**** EXTRACTED INFORMATION ****

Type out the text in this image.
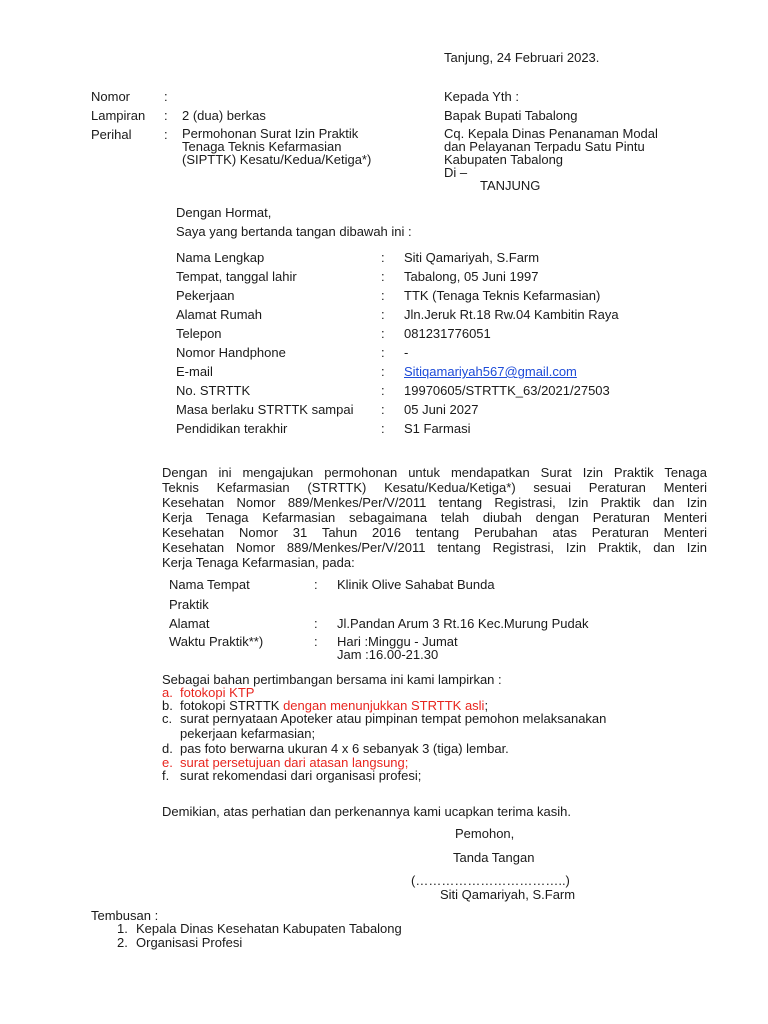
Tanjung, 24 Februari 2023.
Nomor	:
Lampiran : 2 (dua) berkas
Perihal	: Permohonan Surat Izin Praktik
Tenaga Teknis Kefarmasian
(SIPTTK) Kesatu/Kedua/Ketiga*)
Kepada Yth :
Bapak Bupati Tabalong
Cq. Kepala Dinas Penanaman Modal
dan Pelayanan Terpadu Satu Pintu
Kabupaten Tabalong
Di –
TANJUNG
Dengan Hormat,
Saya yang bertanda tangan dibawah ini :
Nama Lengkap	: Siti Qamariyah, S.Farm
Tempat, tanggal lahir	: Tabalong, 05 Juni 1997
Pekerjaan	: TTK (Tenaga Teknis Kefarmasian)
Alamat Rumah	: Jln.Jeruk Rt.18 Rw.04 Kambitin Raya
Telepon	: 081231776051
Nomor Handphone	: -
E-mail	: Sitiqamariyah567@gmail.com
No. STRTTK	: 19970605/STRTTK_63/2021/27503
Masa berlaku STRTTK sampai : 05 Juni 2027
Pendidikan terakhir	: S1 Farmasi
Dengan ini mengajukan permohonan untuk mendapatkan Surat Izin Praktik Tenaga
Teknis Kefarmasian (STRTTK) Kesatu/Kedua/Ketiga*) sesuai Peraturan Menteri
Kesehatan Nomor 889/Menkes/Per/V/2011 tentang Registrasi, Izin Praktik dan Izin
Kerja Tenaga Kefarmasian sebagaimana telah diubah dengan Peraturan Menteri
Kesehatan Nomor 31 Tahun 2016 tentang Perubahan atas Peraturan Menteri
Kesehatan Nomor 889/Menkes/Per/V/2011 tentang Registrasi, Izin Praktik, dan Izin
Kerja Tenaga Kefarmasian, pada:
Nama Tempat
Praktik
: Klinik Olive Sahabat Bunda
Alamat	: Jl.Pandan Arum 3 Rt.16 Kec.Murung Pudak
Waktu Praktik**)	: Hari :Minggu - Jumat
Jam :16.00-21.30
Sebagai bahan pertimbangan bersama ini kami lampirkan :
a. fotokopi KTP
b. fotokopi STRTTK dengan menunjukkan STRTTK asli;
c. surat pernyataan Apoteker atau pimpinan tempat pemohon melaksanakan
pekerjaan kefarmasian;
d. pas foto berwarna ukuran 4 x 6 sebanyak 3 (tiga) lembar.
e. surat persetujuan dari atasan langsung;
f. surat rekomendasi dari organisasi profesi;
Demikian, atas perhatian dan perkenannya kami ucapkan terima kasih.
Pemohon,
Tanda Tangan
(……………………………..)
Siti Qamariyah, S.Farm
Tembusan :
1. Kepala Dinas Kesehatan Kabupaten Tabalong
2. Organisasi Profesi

****

WRITTEN REQUEST: Show the lines of the data that hold the word "kami".

WRITTEN SOLUTION:
Sebagai bahan pertimbangan bersama ini kami lampirkan :
Demikian, atas perhatian dan perkenannya kami ucapkan terima kasih.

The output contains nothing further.